▼▼▼

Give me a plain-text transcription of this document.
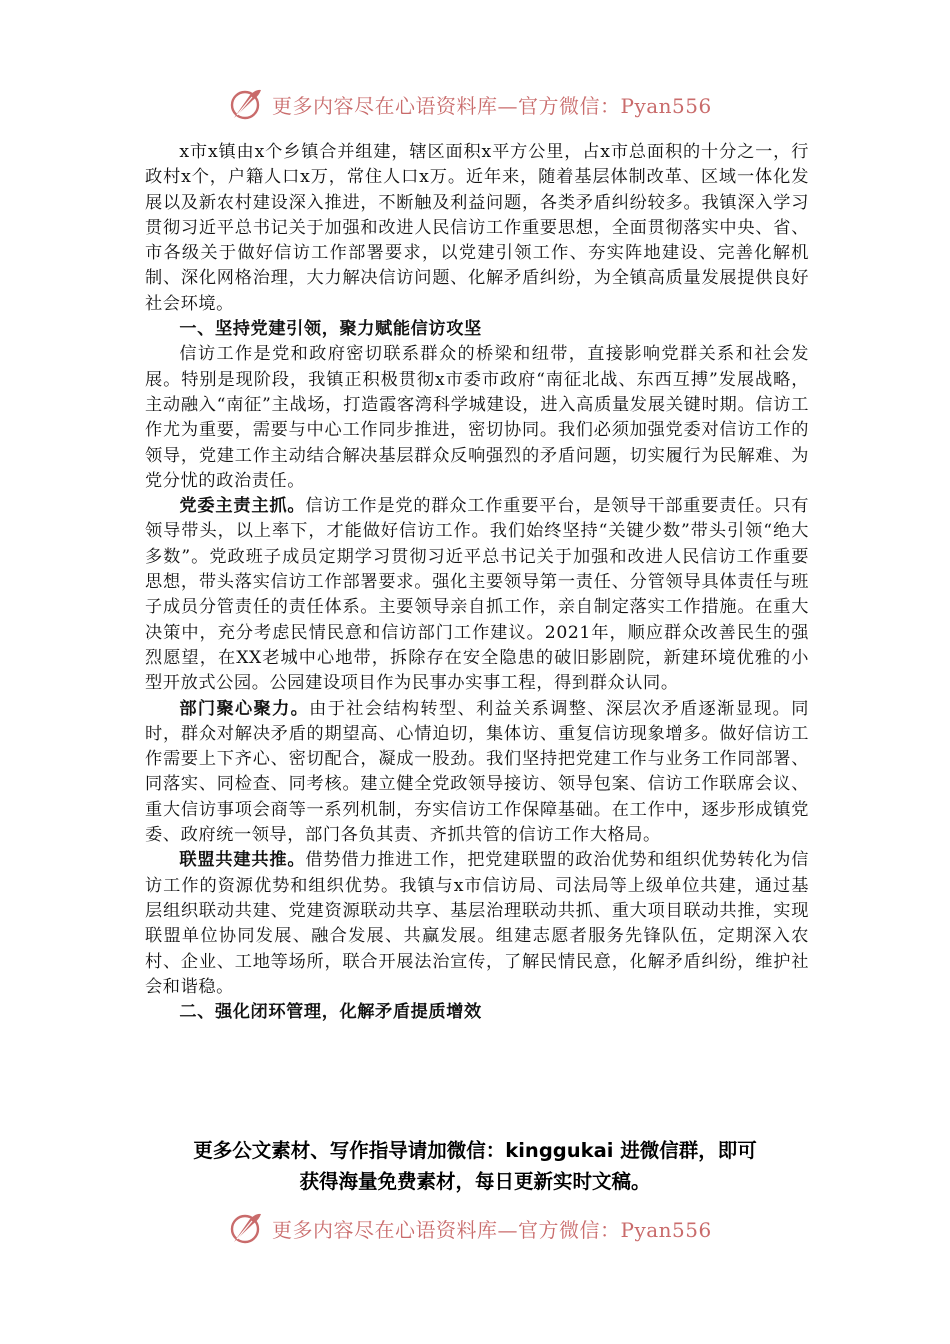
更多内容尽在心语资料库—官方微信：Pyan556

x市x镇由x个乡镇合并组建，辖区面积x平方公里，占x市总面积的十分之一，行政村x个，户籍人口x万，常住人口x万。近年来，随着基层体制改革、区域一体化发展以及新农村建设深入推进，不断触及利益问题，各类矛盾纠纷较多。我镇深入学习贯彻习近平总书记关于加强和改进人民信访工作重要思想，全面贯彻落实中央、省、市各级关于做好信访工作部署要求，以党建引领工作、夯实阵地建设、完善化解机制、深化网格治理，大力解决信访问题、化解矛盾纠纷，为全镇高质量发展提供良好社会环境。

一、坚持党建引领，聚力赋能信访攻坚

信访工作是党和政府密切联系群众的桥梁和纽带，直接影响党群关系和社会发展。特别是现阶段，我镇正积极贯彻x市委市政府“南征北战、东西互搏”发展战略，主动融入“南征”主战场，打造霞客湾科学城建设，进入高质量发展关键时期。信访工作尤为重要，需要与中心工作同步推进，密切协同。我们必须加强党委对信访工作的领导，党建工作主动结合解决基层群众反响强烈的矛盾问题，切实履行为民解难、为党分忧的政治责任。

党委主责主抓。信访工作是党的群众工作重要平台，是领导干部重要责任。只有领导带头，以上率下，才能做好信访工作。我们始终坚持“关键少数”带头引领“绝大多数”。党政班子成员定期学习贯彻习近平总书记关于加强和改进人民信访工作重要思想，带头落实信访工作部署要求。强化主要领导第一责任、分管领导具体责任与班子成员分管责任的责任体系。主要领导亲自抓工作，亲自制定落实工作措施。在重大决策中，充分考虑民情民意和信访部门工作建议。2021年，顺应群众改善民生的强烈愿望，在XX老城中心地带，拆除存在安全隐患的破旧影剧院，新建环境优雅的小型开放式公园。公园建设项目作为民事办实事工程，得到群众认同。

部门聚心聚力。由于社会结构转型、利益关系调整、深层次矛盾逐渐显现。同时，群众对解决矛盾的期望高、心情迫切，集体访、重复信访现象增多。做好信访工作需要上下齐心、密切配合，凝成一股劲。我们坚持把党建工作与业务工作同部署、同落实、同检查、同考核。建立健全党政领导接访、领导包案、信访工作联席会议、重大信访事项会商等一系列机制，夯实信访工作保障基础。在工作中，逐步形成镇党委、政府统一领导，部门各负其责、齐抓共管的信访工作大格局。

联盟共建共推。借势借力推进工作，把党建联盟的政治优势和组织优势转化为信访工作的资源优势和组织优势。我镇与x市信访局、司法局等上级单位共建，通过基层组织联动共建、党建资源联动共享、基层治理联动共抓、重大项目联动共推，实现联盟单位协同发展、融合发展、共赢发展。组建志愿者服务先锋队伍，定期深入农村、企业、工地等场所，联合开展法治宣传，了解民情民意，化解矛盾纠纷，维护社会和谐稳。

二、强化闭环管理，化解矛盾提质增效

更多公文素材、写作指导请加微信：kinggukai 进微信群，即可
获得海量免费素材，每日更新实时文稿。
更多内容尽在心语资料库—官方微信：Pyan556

▲▲▲

> [STATED GOAL]:
Write out the listing above again, exactly, but with no pictures in the copy.

> [WRITTEN SOLUTION]:
Give me a plain-text transcription of this document.
更多内容尽在心语资料库—官方微信：Pyan556

x市x镇由x个乡镇合并组建，辖区面积x平方公里，占x市总面积的十分之一，行政村x个，户籍人口x万，常住人口x万。近年来，随着基层体制改革、区域一体化发展以及新农村建设深入推进，不断触及利益问题，各类矛盾纠纷较多。我镇深入学习贯彻习近平总书记关于加强和改进人民信访工作重要思想，全面贯彻落实中央、省、市各级关于做好信访工作部署要求，以党建引领工作、夯实阵地建设、完善化解机制、深化网格治理，大力解决信访问题、化解矛盾纠纷，为全镇高质量发展提供良好社会环境。

一、坚持党建引领，聚力赋能信访攻坚

信访工作是党和政府密切联系群众的桥梁和纽带，直接影响党群关系和社会发展。特别是现阶段，我镇正积极贯彻x市委市政府“南征北战、东西互搏”发展战略，主动融入“南征”主战场，打造霞客湾科学城建设，进入高质量发展关键时期。信访工作尤为重要，需要与中心工作同步推进，密切协同。我们必须加强党委对信访工作的领导，党建工作主动结合解决基层群众反响强烈的矛盾问题，切实履行为民解难、为党分忧的政治责任。

党委主责主抓。信访工作是党的群众工作重要平台，是领导干部重要责任。只有领导带头，以上率下，才能做好信访工作。我们始终坚持“关键少数”带头引领“绝大多数”。党政班子成员定期学习贯彻习近平总书记关于加强和改进人民信访工作重要思想，带头落实信访工作部署要求。强化主要领导第一责任、分管领导具体责任与班子成员分管责任的责任体系。主要领导亲自抓工作，亲自制定落实工作措施。在重大决策中，充分考虑民情民意和信访部门工作建议。2021年，顺应群众改善民生的强烈愿望，在XX老城中心地带，拆除存在安全隐患的破旧影剧院，新建环境优雅的小型开放式公园。公园建设项目作为民事办实事工程，得到群众认同。

部门聚心聚力。由于社会结构转型、利益关系调整、深层次矛盾逐渐显现。同时，群众对解决矛盾的期望高、心情迫切，集体访、重复信访现象增多。做好信访工作需要上下齐心、密切配合，凝成一股劲。我们坚持把党建工作与业务工作同部署、同落实、同检查、同考核。建立健全党政领导接访、领导包案、信访工作联席会议、重大信访事项会商等一系列机制，夯实信访工作保障基础。在工作中，逐步形成镇党委、政府统一领导，部门各负其责、齐抓共管的信访工作大格局。

联盟共建共推。借势借力推进工作，把党建联盟的政治优势和组织优势转化为信访工作的资源优势和组织优势。我镇与x市信访局、司法局等上级单位共建，通过基层组织联动共建、党建资源联动共享、基层治理联动共抓、重大项目联动共推，实现联盟单位协同发展、融合发展、共赢发展。组建志愿者服务先锋队伍，定期深入农村、企业、工地等场所，联合开展法治宣传，了解民情民意，化解矛盾纠纷，维护社会和谐稳。

二、强化闭环管理，化解矛盾提质增效

更多公文素材、写作指导请加微信：kinggukai 进微信群，即可
获得海量免费素材，每日更新实时文稿。
更多内容尽在心语资料库—官方微信：Pyan556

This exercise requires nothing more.